> _Requirement_:
Repeat exactly each line of the data provided below.

> _Raw records_:
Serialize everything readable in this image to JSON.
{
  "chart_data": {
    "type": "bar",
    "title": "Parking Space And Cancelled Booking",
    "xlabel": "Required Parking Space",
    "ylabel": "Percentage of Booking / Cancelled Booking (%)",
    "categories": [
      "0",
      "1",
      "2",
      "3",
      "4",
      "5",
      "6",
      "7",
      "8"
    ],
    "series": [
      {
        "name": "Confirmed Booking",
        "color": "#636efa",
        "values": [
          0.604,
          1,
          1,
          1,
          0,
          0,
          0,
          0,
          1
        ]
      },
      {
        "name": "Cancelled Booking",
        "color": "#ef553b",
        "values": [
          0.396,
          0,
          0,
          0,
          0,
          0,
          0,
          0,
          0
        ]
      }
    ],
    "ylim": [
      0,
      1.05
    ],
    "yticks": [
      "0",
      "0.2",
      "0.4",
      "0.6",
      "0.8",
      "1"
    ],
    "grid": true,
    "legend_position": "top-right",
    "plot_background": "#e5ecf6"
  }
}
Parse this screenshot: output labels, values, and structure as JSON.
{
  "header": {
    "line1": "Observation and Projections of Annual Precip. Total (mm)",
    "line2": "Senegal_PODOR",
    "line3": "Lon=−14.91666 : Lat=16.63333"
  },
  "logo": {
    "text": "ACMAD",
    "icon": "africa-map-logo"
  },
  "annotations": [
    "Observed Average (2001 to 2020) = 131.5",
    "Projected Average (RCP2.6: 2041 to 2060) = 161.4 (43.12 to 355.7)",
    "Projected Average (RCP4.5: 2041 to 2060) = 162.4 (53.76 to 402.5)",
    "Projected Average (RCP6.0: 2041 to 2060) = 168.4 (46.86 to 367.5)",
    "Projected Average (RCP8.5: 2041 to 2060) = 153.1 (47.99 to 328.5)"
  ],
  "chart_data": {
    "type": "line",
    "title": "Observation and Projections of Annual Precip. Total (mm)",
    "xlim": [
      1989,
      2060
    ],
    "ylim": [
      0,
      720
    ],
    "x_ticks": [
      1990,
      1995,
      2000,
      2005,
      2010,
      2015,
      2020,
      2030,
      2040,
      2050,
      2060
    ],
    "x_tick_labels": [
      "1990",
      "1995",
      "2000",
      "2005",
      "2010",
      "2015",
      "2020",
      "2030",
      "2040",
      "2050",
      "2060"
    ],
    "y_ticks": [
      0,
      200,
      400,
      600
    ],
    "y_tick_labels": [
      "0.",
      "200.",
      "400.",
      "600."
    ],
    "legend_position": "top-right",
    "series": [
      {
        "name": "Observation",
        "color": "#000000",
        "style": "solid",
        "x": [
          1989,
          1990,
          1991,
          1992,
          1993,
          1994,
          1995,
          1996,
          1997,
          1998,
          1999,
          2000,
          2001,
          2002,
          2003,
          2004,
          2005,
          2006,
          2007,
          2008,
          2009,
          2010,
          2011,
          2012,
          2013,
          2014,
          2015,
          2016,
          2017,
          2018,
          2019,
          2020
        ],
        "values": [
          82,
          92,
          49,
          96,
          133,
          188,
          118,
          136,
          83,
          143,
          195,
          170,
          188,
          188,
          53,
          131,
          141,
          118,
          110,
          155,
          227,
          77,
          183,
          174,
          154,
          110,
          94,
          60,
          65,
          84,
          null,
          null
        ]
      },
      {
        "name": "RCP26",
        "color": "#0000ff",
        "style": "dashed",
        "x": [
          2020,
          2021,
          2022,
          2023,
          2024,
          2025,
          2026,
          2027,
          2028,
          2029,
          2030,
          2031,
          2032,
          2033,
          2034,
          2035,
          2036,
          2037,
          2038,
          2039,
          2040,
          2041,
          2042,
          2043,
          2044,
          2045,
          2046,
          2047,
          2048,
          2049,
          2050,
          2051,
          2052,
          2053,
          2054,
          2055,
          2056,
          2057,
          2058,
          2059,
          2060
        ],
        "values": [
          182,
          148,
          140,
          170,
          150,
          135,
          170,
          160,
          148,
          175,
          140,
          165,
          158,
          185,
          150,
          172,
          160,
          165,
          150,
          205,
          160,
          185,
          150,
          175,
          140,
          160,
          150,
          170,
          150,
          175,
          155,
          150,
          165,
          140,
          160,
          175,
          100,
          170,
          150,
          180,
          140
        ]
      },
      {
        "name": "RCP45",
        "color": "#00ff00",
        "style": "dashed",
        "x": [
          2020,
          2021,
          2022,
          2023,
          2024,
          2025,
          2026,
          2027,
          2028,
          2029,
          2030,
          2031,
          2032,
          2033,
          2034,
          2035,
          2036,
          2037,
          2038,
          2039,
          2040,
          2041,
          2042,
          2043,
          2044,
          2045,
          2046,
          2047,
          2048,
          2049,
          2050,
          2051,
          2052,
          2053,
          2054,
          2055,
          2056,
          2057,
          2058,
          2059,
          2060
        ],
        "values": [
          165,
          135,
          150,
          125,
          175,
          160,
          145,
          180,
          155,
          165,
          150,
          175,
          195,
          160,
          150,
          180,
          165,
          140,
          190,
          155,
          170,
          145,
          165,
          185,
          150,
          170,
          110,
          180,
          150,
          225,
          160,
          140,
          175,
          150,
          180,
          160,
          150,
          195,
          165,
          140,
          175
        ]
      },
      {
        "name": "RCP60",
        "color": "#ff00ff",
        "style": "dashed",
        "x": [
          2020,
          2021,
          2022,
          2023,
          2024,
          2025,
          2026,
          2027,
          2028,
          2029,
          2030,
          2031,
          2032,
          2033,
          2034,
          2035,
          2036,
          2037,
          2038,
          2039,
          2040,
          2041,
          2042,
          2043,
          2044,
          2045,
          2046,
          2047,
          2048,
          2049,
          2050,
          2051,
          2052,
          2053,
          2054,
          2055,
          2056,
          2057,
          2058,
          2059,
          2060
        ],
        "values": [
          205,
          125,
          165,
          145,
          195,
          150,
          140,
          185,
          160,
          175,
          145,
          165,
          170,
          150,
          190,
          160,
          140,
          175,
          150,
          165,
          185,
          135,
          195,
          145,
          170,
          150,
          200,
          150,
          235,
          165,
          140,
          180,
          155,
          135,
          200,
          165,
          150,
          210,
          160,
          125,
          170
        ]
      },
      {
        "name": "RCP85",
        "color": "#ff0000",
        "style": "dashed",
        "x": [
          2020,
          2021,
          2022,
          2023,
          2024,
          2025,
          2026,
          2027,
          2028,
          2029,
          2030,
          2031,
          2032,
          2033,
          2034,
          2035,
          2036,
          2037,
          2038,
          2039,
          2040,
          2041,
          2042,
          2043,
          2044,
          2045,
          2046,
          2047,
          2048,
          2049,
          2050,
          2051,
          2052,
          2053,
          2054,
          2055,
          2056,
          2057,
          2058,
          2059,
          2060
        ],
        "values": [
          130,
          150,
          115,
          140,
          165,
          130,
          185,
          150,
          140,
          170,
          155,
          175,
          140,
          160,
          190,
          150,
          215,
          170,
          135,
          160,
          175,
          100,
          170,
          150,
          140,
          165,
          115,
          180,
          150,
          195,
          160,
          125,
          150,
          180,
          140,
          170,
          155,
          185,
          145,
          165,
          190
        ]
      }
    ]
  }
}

> _Task solution_:
Serialize everything readable in this image to JSON.
{
  "chart_data": {
    "type": "bar",
    "title": "Parking Space And Cancelled Booking",
    "xlabel": "Required Parking Space",
    "ylabel": "Percentage of Booking / Cancelled Booking (%)",
    "categories": [
      "0",
      "1",
      "2",
      "3",
      "4",
      "5",
      "6",
      "7",
      "8"
    ],
    "series": [
      {
        "name": "Confirmed Booking",
        "color": "#636efa",
        "values": [
          0.604,
          1,
          1,
          1,
          0,
          0,
          0,
          0,
          1
        ]
      },
      {
        "name": "Cancelled Booking",
        "color": "#ef553b",
        "values": [
          0.396,
          0,
          0,
          0,
          0,
          0,
          0,
          0,
          0
        ]
      }
    ],
    "ylim": [
      0,
      1.05
    ],
    "yticks": [
      "0",
      "0.2",
      "0.4",
      "0.6",
      "0.8",
      "1"
    ],
    "grid": true,
    "legend_position": "top-right",
    "plot_background": "#e5ecf6"
  }
}
Parse this screenshot: output labels, values, and structure as JSON.
{
  "header": {
    "line1": "Observation and Projections of Annual Precip. Total (mm)",
    "line2": "Senegal_PODOR",
    "line3": "Lon=−14.91666 : Lat=16.63333"
  },
  "logo": {
    "text": "ACMAD",
    "icon": "africa-map-logo"
  },
  "annotations": [
    "Observed Average (2001 to 2020) = 131.5",
    "Projected Average (RCP2.6: 2041 to 2060) = 161.4 (43.12 to 355.7)",
    "Projected Average (RCP4.5: 2041 to 2060) = 162.4 (53.76 to 402.5)",
    "Projected Average (RCP6.0: 2041 to 2060) = 168.4 (46.86 to 367.5)",
    "Projected Average (RCP8.5: 2041 to 2060) = 153.1 (47.99 to 328.5)"
  ],
  "chart_data": {
    "type": "line",
    "title": "Observation and Projections of Annual Precip. Total (mm)",
    "xlim": [
      1989,
      2060
    ],
    "ylim": [
      0,
      720
    ],
    "x_ticks": [
      1990,
      1995,
      2000,
      2005,
      2010,
      2015,
      2020,
      2030,
      2040,
      2050,
      2060
    ],
    "x_tick_labels": [
      "1990",
      "1995",
      "2000",
      "2005",
      "2010",
      "2015",
      "2020",
      "2030",
      "2040",
      "2050",
      "2060"
    ],
    "y_ticks": [
      0,
      200,
      400,
      600
    ],
    "y_tick_labels": [
      "0.",
      "200.",
      "400.",
      "600."
    ],
    "legend_position": "top-right",
    "series": [
      {
        "name": "Observation",
        "color": "#000000",
        "style": "solid",
        "x": [
          1989,
          1990,
          1991,
          1992,
          1993,
          1994,
          1995,
          1996,
          1997,
          1998,
          1999,
          2000,
          2001,
          2002,
          2003,
          2004,
          2005,
          2006,
          2007,
          2008,
          2009,
          2010,
          2011,
          2012,
          2013,
          2014,
          2015,
          2016,
          2017,
          2018,
          2019,
          2020
        ],
        "values": [
          82,
          92,
          49,
          96,
          133,
          188,
          118,
          136,
          83,
          143,
          195,
          170,
          188,
          188,
          53,
          131,
          141,
          118,
          110,
          155,
          227,
          77,
          183,
          174,
          154,
          110,
          94,
          60,
          65,
          84,
          null,
          null
        ]
      },
      {
        "name": "RCP26",
        "color": "#0000ff",
        "style": "dashed",
        "x": [
          2020,
          2021,
          2022,
          2023,
          2024,
          2025,
          2026,
          2027,
          2028,
          2029,
          2030,
          2031,
          2032,
          2033,
          2034,
          2035,
          2036,
          2037,
          2038,
          2039,
          2040,
          2041,
          2042,
          2043,
          2044,
          2045,
          2046,
          2047,
          2048,
          2049,
          2050,
          2051,
          2052,
          2053,
          2054,
          2055,
          2056,
          2057,
          2058,
          2059,
          2060
        ],
        "values": [
          182,
          148,
          140,
          170,
          150,
          135,
          170,
          160,
          148,
          175,
          140,
          165,
          158,
          185,
          150,
          172,
          160,
          165,
          150,
          205,
          160,
          185,
          150,
          175,
          140,
          160,
          150,
          170,
          150,
          175,
          155,
          150,
          165,
          140,
          160,
          175,
          100,
          170,
          150,
          180,
          140
        ]
      },
      {
        "name": "RCP45",
        "color": "#00ff00",
        "style": "dashed",
        "x": [
          2020,
          2021,
          2022,
          2023,
          2024,
          2025,
          2026,
          2027,
          2028,
          2029,
          2030,
          2031,
          2032,
          2033,
          2034,
          2035,
          2036,
          2037,
          2038,
          2039,
          2040,
          2041,
          2042,
          2043,
          2044,
          2045,
          2046,
          2047,
          2048,
          2049,
          2050,
          2051,
          2052,
          2053,
          2054,
          2055,
          2056,
          2057,
          2058,
          2059,
          2060
        ],
        "values": [
          165,
          135,
          150,
          125,
          175,
          160,
          145,
          180,
          155,
          165,
          150,
          175,
          195,
          160,
          150,
          180,
          165,
          140,
          190,
          155,
          170,
          145,
          165,
          185,
          150,
          170,
          110,
          180,
          150,
          225,
          160,
          140,
          175,
          150,
          180,
          160,
          150,
          195,
          165,
          140,
          175
        ]
      },
      {
        "name": "RCP60",
        "color": "#ff00ff",
        "style": "dashed",
        "x": [
          2020,
          2021,
          2022,
          2023,
          2024,
          2025,
          2026,
          2027,
          2028,
          2029,
          2030,
          2031,
          2032,
          2033,
          2034,
          2035,
          2036,
          2037,
          2038,
          2039,
          2040,
          2041,
          2042,
          2043,
          2044,
          2045,
          2046,
          2047,
          2048,
          2049,
          2050,
          2051,
          2052,
          2053,
          2054,
          2055,
          2056,
          2057,
          2058,
          2059,
          2060
        ],
        "values": [
          205,
          125,
          165,
          145,
          195,
          150,
          140,
          185,
          160,
          175,
          145,
          165,
          170,
          150,
          190,
          160,
          140,
          175,
          150,
          165,
          185,
          135,
          195,
          145,
          170,
          150,
          200,
          150,
          235,
          165,
          140,
          180,
          155,
          135,
          200,
          165,
          150,
          210,
          160,
          125,
          170
        ]
      },
      {
        "name": "RCP85",
        "color": "#ff0000",
        "style": "dashed",
        "x": [
          2020,
          2021,
          2022,
          2023,
          2024,
          2025,
          2026,
          2027,
          2028,
          2029,
          2030,
          2031,
          2032,
          2033,
          2034,
          2035,
          2036,
          2037,
          2038,
          2039,
          2040,
          2041,
          2042,
          2043,
          2044,
          2045,
          2046,
          2047,
          2048,
          2049,
          2050,
          2051,
          2052,
          2053,
          2054,
          2055,
          2056,
          2057,
          2058,
          2059,
          2060
        ],
        "values": [
          130,
          150,
          115,
          140,
          165,
          130,
          185,
          150,
          140,
          170,
          155,
          175,
          140,
          160,
          190,
          150,
          215,
          170,
          135,
          160,
          175,
          100,
          170,
          150,
          140,
          165,
          115,
          180,
          150,
          195,
          160,
          125,
          150,
          180,
          140,
          170,
          155,
          185,
          145,
          165,
          190
        ]
      }
    ]
  }
}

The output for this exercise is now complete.